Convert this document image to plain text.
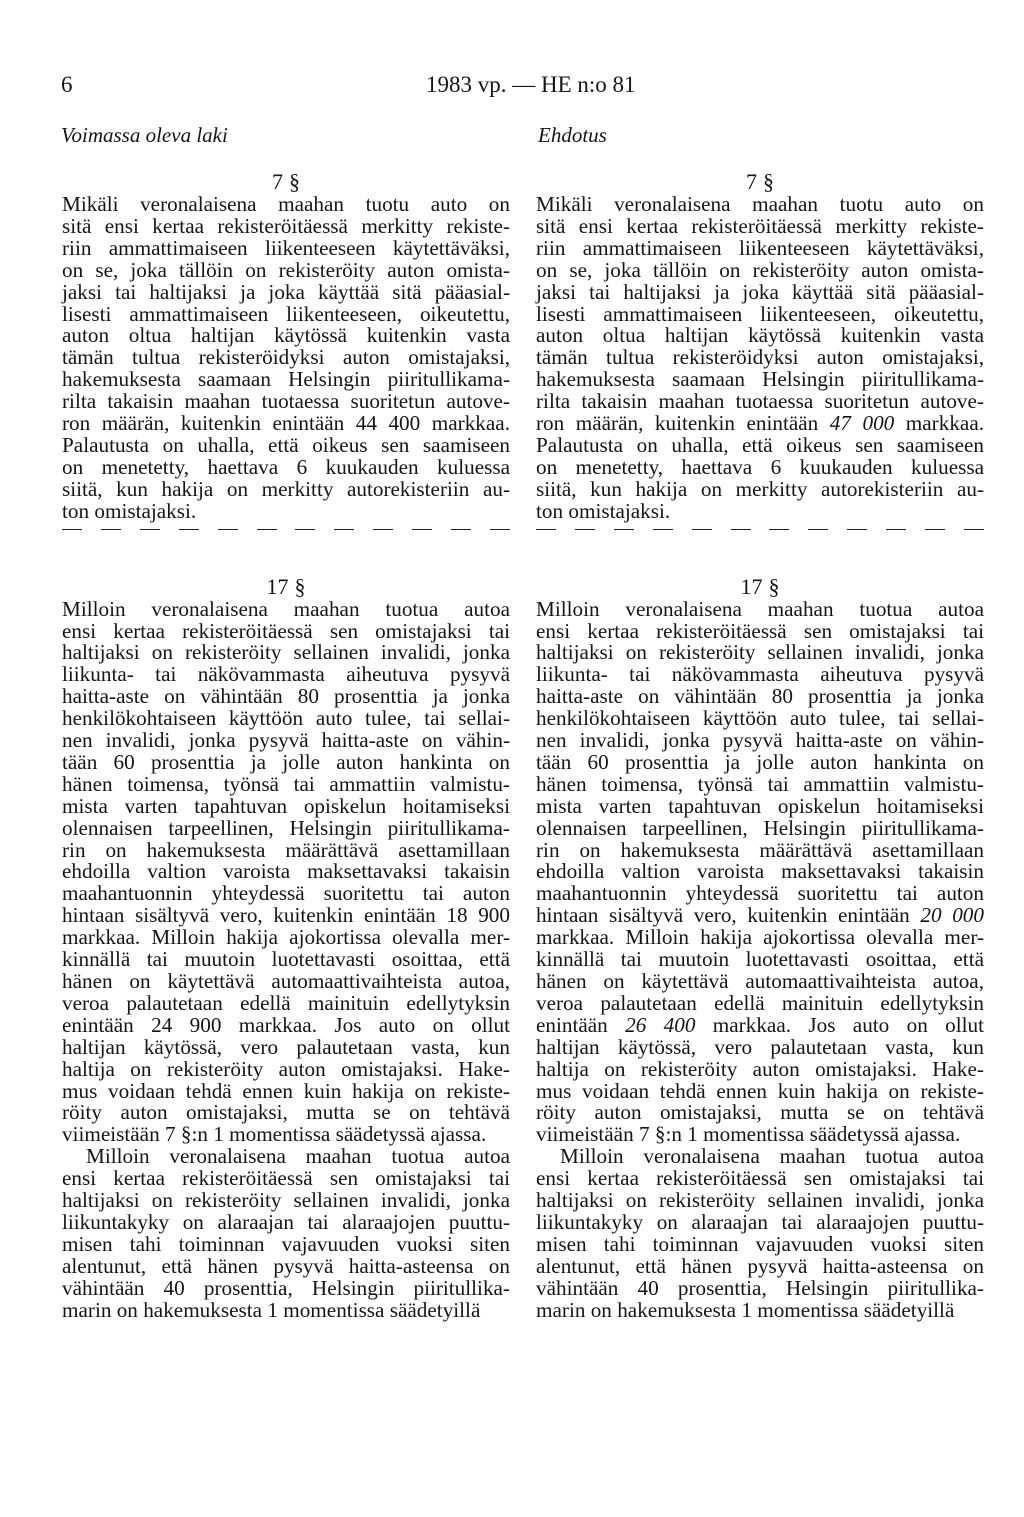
6	1983 vp. — HE n:o 81
Voimassa oleva laki	Ehdotus
7 §

Mikäli veronalaisena maahan tuotu auto on
sitä ensi kertaa rekisteröitäessä merkitty rekiste-
riin ammattimaiseen liikenteeseen käytettäväksi,
on se, joka tällöin on rekisteröity auton omista-
jaksi tai haltijaksi ja joka käyttää sitä pääasial-
lisesti ammattimaiseen liikenteeseen, oikeutettu,
auton oltua haltijan käytössä kuitenkin vasta
tämän tultua rekisteröidyksi auton omistajaksi,
hakemuksesta saamaan Helsingin piiritullikama-
rilta takaisin maahan tuotaessa suoritetun autove-
ron määrän, kuitenkin enintään 44 400 markkaa.
Palautusta on uhalla, että oikeus sen saamiseen
on menetetty, haettava 6 kuukauden kuluessa
siitä, kun hakija on merkitty autorekisteriin au-
ton omistajaksi.

17 §

Milloin veronalaisena maahan tuotua autoa
ensi kertaa rekisteröitäessä sen omistajaksi tai
haltijaksi on rekisteröity sellainen invalidi, jonka
liikunta- tai näkövammasta aiheutuva pysyvä
haitta-aste on vähintään 80 prosenttia ja jonka
henkilökohtaiseen käyttöön auto tulee, tai sellai-
nen invalidi, jonka pysyvä haitta-aste on vähin-
tään 60 prosenttia ja jolle auton hankinta on
hänen toimensa, työnsä tai ammattiin valmistu-
mista varten tapahtuvan opiskelun hoitamiseksi
olennaisen tarpeellinen, Helsingin piiritullikama-
rin on hakemuksesta määrättävä asettamillaan
ehdoilla valtion varoista maksettavaksi takaisin
maahantuonnin yhteydessä suoritettu tai auton
hintaan sisältyvä vero, kuitenkin enintään 18 900
markkaa. Milloin hakija ajokortissa olevalla mer-
kinnällä tai muutoin luotettavasti osoittaa, että
hänen on käytettävä automaattivaihteista autoa,
veroa palautetaan edellä mainituin edellytyksin
enintään 24 900 markkaa. Jos auto on ollut
haltijan käytössä, vero palautetaan vasta, kun
haltija on rekisteröity auton omistajaksi. Hake-
mus voidaan tehdä ennen kuin hakija on rekiste-
röity auton omistajaksi, mutta se on tehtävä
viimeistään 7 §:n 1 momentissa säädetyssä ajassa.
Milloin veronalaisena maahan tuotua autoa
ensi kertaa rekisteröitäessä sen omistajaksi tai
haltijaksi on rekisteröity sellainen invalidi, jonka
liikuntakyky on alaraajan tai alaraajojen puuttu-
misen tahi toiminnan vajavuuden vuoksi siten
alentunut, että hänen pysyvä haitta-asteensa on
vähintään 40 prosenttia, Helsingin piiritullika-
marin on hakemuksesta 1 momentissa säädetyillä

7 §

Mikäli veronalaisena maahan tuotu auto on
sitä ensi kertaa rekisteröitäessä merkitty rekiste-
riin ammattimaiseen liikenteeseen käytettäväksi,
on se, joka tällöin on rekisteröity auton omista-
jaksi tai haltijaksi ja joka käyttää sitä pääasial-
lisesti ammattimaiseen liikenteeseen, oikeutettu,
auton oltua haltijan käytössä kuitenkin vasta
tämän tultua rekisteröidyksi auton omistajaksi,
hakemuksesta saamaan Helsingin piiritullikama-
rilta takaisin maahan tuotaessa suoritetun autove-
ron määrän, kuitenkin enintään 47 000 markkaa.
Palautusta on uhalla, että oikeus sen saamiseen
on menetetty, haettava 6 kuukauden kuluessa
siitä, kun hakija on merkitty autorekisteriin au-
ton omistajaksi.

17 §

Milloin veronalaisena maahan tuotua autoa
ensi kertaa rekisteröitäessä sen omistajaksi tai
haltijaksi on rekisteröity sellainen invalidi, jonka
liikunta- tai näkövammasta aiheutuva pysyvä
haitta-aste on vähintään 80 prosenttia ja jonka
henkilökohtaiseen käyttöön auto tulee, tai sellai-
nen invalidi, jonka pysyvä haitta-aste on vähin-
tään 60 prosenttia ja jolle auton hankinta on
hänen toimensa, työnsä tai ammattiin valmistu-
mista varten tapahtuvan opiskelun hoitamiseksi
olennaisen tarpeellinen, Helsingin piiritullikama-
rin on hakemuksesta määrättävä asettamillaan
ehdoilla valtion varoista maksettavaksi takaisin
maahantuonnin yhteydessä suoritettu tai auton
hintaan sisältyvä vero, kuitenkin enintään 20 000
markkaa. Milloin hakija ajokortissa olevalla mer-
kinnällä tai muutoin luotettavasti osoittaa, että
hänen on käytettävä automaattivaihteista autoa,
veroa palautetaan edellä mainituin edellytyksin
enintään 26 400 markkaa. Jos auto on ollut
haltijan käytössä, vero palautetaan vasta, kun
haltija on rekisteröity auton omistajaksi. Hake-
mus voidaan tehdä ennen kuin hakija on rekiste-
röity auton omistajaksi, mutta se on tehtävä
viimeistään 7 §:n 1 momentissa säädetyssä ajassa.
Milloin veronalaisena maahan tuotua autoa
ensi kertaa rekisteröitäessä sen omistajaksi tai
haltijaksi on rekisteröity sellainen invalidi, jonka
liikuntakyky on alaraajan tai alaraajojen puuttu-
misen tahi toiminnan vajavuuden vuoksi siten
alentunut, että hänen pysyvä haitta-asteensa on
vähintään 40 prosenttia, Helsingin piiritullika-
marin on hakemuksesta 1 momentissa säädetyillä
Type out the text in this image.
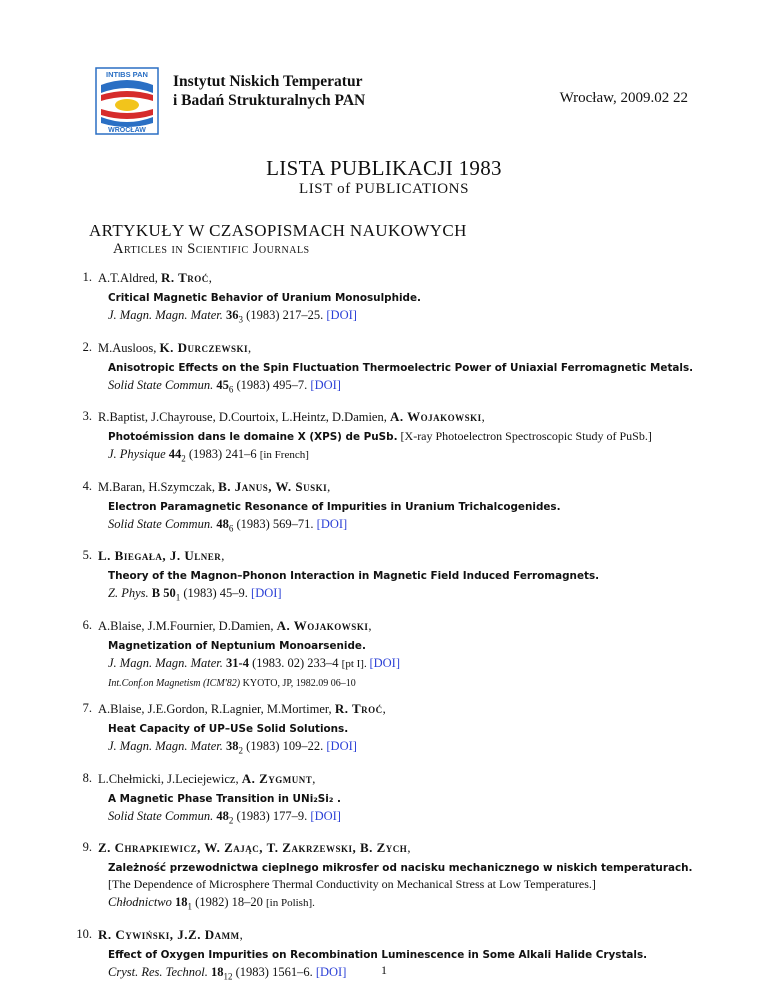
INTIBS PAN
WROCŁAW
Instytut Niskich Temperatur
i Badań Strukturalnych PAN	Wrocław, 2009.02 22
LISTA PUBLIKACJI 1983
LIST of PUBLICATIONS
ARTYKUŁY W CZASOPISMACH NAUKOWYCH
Articles in Scientific Journals
1. A.T.Aldred, R. Troć,
Critical Magnetic Behavior of Uranium Monosulphide.
J. Magn. Magn. Mater. $36_3$ (1983) 217–25. [DOI]
2. M.Ausloos, K. Durczewski,
Anisotropic Effects on the Spin Fluctuation Thermoelectric Power of Uniaxial Ferromagnetic Metals.
Solid State Commun. $45_6$ (1983) 495–7. [DOI]
3. R.Baptist, J.Chayrouse, D.Courtoix, L.Heintz, D.Damien, A. Wojakowski,
Photoémission dans le domaine X (XPS) de PuSb. [X-ray Photoelectron Spectroscopic Study of PuSb.]
J. Physique $44_2$ (1983) 241–6 [in French]
4. M.Baran, H.Szymczak, B. Janus, W. Suski,
Electron Paramagnetic Resonance of Impurities in Uranium Trichalcogenides.
Solid State Commun. $48_6$ (1983) 569–71. [DOI]
5. L. Biegała, J. Ulner,
Theory of the Magnon–Phonon Interaction in Magnetic Field Induced Ferromagnets.
Z. Phys. B $50_1$ (1983) 45–9. [DOI]
6. A.Blaise, J.M.Fournier, D.Damien, A. Wojakowski,
Magnetization of Neptunium Monoarsenide.
J. Magn. Magn. Mater. 31-4 (1983. 02) 233–4 [pt I]. [DOI]
Int.Conf.on Magnetism (ICM'82) KYOTO, JP, 1982.09 06–10
7. A.Blaise, J.E.Gordon, R.Lagnier, M.Mortimer, R. Troć,
Heat Capacity of UP–USe Solid Solutions.
J. Magn. Magn. Mater. $38_2$ (1983) 109–22. [DOI]
8. L.Chełmicki, J.Leciejewicz, A. Zygmunt,
A Magnetic Phase Transition in UNi₂Si₂ .
Solid State Commun. $48_2$ (1983) 177–9. [DOI]
9. Z. Chrapkiewicz, W. Zając, T. Zakrzewski, B. Zych,
Zależność przewodnictwa cieplnego mikrosfer od nacisku mechanicznego w niskich temperaturach. [The Dependence of Microsphere Thermal Conductivity on Mechanical Stress at Low Temperatures.]
Chłodnictwo $18_1$ (1982) 18–20 [in Polish].
10. R. Cywiński, J.Z. Damm,
Effect of Oxygen Impurities on Recombination Luminescence in Some Alkali Halide Crystals.
Cryst. Res. Technol. $18_{12}$ (1983) 1561–6. [DOI]	1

- **WHAT YOU SHOULD DO**
From the listing above, return each line with the word "Blaise".

- **WRITTEN SOLUTION**
6. A.Blaise, J.M.Fournier, D.Damien, A. Wojakowski,
7. A.Blaise, J.E.Gordon, R.Lagnier, M.Mortimer, R. Troć,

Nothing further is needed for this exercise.